## [Short task]
Below are some records. Count the lines with "ylabel" in them and give nothing but the total.

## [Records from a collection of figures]
/---

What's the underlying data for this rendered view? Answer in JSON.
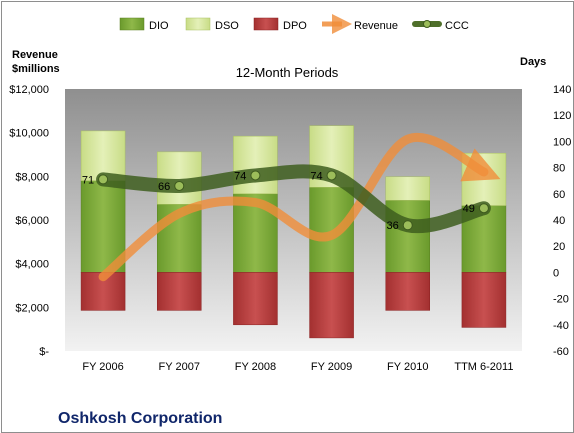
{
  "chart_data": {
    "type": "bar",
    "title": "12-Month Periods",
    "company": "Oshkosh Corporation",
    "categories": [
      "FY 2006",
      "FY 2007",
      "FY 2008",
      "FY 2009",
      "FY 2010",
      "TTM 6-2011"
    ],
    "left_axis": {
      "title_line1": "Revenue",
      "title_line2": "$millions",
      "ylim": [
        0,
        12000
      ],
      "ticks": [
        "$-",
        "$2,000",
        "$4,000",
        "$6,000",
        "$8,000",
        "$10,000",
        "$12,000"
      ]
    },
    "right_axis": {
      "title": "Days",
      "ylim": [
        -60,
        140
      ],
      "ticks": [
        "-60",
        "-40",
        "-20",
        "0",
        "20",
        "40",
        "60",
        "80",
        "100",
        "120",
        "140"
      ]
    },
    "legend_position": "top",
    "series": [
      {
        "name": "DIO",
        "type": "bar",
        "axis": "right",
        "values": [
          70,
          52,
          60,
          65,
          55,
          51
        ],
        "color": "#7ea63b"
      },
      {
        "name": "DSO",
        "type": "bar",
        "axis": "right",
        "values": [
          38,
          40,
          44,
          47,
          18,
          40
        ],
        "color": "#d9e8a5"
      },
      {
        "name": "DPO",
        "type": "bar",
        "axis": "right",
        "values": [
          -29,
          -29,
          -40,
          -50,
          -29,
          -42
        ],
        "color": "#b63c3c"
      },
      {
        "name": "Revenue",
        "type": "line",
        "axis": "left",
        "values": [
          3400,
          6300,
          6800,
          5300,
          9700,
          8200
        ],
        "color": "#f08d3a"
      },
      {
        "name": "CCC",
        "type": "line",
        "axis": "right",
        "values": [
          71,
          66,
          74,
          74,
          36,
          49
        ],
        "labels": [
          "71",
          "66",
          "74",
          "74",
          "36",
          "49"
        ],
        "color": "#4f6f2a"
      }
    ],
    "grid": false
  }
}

\---
/---

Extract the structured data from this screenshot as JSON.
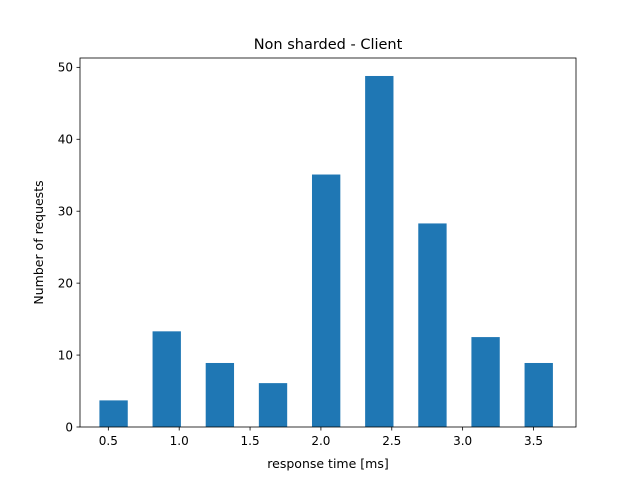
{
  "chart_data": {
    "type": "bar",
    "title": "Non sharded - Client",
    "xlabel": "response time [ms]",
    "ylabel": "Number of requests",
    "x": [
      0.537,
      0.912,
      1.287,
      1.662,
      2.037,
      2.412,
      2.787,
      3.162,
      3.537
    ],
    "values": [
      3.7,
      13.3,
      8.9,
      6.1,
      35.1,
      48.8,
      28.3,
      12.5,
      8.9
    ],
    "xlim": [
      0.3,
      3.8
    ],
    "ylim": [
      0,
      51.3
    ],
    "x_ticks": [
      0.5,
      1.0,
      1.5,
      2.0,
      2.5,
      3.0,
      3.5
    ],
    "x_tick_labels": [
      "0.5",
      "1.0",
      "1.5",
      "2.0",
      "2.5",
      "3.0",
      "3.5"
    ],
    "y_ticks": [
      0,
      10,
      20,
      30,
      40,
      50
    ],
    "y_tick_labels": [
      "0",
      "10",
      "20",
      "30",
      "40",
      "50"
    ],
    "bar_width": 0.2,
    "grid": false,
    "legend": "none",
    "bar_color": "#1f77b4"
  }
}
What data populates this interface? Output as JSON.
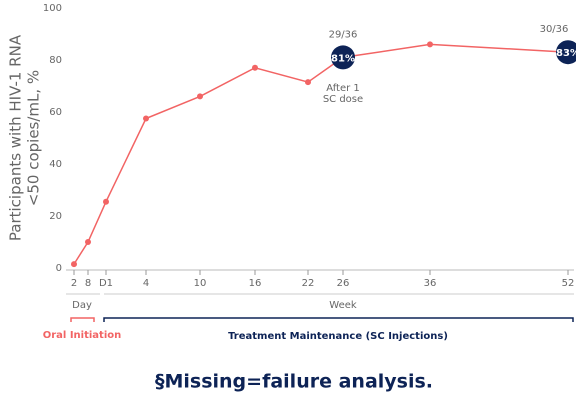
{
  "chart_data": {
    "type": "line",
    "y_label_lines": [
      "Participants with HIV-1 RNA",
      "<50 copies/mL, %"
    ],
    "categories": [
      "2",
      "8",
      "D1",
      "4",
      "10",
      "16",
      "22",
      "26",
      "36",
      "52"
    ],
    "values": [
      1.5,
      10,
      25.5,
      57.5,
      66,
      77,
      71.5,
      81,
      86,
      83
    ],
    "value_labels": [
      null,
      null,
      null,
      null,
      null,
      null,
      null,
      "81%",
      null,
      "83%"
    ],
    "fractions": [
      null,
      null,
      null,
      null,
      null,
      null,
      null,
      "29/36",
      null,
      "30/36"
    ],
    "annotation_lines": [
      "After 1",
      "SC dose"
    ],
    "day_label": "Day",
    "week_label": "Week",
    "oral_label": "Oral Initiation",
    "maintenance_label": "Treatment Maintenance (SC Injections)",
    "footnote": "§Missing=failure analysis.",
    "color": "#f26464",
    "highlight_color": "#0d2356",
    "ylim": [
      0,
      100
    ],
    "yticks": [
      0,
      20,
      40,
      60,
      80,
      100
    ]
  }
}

\---
/---

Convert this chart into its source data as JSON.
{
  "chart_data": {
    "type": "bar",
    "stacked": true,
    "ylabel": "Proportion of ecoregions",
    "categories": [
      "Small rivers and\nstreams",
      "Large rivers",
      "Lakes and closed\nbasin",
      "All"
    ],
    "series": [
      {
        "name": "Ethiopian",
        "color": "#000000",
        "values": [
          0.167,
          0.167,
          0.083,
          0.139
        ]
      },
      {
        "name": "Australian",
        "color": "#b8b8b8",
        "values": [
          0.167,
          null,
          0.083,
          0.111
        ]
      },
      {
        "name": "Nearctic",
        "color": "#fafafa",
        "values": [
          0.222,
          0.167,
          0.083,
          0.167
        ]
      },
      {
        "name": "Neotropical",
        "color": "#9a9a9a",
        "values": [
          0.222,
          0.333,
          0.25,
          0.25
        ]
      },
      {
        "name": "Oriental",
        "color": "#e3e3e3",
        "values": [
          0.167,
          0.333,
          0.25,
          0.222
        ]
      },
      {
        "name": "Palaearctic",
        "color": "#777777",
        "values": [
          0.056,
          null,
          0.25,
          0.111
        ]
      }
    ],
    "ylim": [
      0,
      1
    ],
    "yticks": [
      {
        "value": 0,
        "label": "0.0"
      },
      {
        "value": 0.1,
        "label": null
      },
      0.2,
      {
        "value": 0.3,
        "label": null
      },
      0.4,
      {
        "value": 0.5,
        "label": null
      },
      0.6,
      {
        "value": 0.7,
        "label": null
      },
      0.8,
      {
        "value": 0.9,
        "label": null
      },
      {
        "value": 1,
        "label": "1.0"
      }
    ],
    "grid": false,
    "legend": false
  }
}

\---

## [Full answer]
2